■ DATA SUPPLIED ■
++++++
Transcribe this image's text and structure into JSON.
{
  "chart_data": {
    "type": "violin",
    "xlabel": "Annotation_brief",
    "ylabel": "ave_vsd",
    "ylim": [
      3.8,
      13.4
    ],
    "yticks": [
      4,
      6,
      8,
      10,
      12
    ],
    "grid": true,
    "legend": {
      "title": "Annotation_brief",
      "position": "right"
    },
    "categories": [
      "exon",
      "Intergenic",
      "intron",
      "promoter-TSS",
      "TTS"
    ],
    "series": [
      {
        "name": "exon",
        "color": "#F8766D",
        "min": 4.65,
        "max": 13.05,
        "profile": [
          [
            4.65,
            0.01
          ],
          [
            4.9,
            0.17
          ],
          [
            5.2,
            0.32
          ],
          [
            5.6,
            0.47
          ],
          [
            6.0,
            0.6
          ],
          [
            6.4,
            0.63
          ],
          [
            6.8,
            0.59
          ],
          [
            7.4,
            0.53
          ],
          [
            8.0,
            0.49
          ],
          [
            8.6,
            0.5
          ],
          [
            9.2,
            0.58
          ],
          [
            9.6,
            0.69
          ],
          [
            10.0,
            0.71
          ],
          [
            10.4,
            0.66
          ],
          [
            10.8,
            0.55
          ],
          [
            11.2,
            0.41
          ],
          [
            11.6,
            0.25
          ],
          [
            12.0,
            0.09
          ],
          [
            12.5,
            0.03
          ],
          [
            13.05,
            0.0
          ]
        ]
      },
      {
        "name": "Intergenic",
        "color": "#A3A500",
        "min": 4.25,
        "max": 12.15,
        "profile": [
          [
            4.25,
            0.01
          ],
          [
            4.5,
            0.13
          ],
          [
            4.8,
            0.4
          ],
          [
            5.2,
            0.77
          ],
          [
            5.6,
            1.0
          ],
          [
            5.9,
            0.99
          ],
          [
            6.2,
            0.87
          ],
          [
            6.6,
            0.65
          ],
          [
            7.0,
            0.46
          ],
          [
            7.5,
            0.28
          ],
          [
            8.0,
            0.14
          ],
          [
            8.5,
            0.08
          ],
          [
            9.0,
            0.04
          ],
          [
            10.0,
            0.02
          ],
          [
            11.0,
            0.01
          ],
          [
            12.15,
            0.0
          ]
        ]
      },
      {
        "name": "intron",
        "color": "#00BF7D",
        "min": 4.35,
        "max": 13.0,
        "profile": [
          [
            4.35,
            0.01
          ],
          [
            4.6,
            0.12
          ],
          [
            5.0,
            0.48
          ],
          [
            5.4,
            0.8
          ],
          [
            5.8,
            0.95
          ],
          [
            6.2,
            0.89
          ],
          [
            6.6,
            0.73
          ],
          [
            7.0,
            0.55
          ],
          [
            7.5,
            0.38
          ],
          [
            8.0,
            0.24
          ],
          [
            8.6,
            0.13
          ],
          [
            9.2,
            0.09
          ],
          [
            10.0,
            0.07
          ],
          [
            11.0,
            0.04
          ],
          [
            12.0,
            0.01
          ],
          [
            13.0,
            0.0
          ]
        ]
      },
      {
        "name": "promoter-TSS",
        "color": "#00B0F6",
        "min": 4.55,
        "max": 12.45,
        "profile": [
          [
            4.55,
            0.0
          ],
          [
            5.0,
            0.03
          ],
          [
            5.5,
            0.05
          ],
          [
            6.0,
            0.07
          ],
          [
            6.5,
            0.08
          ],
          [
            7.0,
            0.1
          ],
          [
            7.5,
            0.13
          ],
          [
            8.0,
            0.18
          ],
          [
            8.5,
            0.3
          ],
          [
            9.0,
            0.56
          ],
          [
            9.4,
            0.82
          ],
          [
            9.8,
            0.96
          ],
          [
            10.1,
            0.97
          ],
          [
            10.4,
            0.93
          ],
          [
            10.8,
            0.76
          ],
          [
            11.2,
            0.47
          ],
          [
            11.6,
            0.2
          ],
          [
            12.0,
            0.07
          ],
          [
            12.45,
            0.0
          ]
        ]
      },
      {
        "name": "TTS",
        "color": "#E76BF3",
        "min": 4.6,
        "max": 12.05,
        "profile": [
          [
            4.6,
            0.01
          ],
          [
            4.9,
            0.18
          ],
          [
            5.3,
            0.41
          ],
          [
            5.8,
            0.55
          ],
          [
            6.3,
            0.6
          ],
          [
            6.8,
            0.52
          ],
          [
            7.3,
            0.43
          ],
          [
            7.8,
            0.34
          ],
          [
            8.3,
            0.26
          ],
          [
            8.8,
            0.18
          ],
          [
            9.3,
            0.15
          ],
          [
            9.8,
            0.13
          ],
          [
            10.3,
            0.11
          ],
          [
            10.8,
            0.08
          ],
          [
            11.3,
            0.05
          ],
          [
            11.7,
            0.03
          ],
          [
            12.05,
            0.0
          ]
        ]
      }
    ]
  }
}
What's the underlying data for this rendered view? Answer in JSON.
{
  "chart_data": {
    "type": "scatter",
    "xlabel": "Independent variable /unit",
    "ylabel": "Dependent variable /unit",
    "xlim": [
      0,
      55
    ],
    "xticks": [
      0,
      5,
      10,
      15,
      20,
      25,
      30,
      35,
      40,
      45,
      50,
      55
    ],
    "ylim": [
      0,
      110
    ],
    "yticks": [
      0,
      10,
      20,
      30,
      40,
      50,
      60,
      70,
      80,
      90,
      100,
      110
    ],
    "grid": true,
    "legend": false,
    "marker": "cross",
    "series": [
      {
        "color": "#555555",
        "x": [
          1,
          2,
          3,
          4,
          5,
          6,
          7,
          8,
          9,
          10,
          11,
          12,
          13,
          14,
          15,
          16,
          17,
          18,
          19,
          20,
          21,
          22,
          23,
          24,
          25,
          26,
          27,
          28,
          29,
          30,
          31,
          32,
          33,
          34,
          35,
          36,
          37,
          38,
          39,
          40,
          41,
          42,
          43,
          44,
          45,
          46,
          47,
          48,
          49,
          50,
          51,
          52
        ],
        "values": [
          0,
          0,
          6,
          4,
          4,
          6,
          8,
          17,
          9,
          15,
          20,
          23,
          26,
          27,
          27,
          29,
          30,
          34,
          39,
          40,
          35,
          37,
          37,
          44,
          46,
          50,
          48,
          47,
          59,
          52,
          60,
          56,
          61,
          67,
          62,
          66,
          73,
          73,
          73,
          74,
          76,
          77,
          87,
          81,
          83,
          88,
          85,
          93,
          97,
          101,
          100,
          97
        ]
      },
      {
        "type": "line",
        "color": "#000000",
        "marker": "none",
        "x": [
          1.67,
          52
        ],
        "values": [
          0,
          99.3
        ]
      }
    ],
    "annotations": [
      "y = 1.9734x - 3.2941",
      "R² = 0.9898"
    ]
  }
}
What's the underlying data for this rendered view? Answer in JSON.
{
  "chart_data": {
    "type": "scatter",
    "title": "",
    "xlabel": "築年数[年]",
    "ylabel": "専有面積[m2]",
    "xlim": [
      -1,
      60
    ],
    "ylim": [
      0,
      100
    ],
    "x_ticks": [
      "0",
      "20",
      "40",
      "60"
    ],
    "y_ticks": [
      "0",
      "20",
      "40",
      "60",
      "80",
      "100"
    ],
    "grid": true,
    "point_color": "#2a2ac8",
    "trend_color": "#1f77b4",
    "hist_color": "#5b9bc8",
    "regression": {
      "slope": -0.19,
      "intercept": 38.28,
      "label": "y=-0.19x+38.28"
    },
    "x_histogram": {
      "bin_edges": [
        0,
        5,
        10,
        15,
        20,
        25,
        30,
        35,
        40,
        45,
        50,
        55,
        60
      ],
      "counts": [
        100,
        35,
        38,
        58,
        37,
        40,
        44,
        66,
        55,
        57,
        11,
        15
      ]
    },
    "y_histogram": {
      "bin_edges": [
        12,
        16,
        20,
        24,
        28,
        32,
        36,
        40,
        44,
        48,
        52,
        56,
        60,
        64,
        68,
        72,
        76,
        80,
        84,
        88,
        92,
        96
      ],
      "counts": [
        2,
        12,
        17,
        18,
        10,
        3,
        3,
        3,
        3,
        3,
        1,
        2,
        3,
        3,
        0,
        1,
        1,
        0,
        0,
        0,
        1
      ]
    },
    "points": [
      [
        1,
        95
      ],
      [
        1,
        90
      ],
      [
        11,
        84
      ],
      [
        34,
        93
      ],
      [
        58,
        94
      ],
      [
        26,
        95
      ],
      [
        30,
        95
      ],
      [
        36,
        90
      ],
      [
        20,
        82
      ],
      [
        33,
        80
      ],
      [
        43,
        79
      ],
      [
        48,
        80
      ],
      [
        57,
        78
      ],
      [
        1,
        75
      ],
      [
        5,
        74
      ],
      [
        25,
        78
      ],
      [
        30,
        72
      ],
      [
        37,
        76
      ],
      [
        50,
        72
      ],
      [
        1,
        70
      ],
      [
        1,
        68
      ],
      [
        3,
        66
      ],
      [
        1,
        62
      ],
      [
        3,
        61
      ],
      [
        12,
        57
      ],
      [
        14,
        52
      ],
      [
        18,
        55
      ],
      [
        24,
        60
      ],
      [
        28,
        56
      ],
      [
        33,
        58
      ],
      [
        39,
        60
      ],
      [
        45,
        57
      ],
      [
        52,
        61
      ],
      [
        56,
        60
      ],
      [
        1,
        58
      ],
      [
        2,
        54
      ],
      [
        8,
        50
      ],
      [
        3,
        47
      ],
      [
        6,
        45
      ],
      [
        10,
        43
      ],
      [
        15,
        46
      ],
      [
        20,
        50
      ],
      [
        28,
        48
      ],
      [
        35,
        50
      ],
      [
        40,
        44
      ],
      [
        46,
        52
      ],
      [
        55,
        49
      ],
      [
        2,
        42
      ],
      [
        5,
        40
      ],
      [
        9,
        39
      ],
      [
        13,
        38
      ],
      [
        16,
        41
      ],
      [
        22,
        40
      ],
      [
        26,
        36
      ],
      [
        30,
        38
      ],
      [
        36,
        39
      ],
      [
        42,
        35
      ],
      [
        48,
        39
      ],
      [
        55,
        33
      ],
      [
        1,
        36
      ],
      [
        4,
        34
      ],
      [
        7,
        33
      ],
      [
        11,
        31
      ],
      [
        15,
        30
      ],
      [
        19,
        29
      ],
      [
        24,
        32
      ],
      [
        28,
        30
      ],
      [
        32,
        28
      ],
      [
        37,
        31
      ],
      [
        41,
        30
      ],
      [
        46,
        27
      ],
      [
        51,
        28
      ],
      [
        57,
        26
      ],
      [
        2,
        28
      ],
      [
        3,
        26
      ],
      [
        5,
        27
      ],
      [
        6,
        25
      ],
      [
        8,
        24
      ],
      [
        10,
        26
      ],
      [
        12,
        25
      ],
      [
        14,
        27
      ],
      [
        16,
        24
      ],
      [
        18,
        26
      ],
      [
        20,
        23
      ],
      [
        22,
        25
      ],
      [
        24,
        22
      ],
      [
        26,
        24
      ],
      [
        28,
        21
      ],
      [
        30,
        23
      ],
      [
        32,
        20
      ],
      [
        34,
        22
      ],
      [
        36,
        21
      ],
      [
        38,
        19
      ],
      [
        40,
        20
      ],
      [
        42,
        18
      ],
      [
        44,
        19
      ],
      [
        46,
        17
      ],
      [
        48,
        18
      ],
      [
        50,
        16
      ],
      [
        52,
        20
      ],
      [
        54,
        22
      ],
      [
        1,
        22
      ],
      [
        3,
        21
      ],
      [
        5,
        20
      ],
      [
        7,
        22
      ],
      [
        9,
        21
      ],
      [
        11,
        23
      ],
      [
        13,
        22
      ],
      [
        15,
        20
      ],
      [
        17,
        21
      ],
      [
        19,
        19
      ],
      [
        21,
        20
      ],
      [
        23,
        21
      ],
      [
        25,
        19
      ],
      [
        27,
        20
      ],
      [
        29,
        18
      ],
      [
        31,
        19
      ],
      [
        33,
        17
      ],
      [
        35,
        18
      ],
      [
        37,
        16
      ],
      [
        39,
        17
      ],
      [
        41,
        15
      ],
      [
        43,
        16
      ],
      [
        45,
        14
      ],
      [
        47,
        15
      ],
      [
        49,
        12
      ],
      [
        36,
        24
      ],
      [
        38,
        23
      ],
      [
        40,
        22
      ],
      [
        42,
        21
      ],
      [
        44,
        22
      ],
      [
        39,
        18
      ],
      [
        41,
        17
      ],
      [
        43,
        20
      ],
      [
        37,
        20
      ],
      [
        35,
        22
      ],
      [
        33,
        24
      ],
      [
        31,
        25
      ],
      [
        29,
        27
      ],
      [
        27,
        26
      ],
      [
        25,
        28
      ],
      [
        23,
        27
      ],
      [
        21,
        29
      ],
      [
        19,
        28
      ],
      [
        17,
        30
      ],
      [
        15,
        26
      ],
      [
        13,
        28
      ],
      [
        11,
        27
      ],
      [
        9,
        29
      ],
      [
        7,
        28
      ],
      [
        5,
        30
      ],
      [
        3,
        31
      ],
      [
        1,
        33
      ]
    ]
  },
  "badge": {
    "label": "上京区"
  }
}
++++++
■ WHAT TO WORK ON ■
Where a line in the material above holds "xlabel", copy that line.

■ FULL OUTPUT ■
    "xlabel": "Annotation_brief",
    "xlabel": "Independent variable /unit",
    "xlabel": "築年数[年]",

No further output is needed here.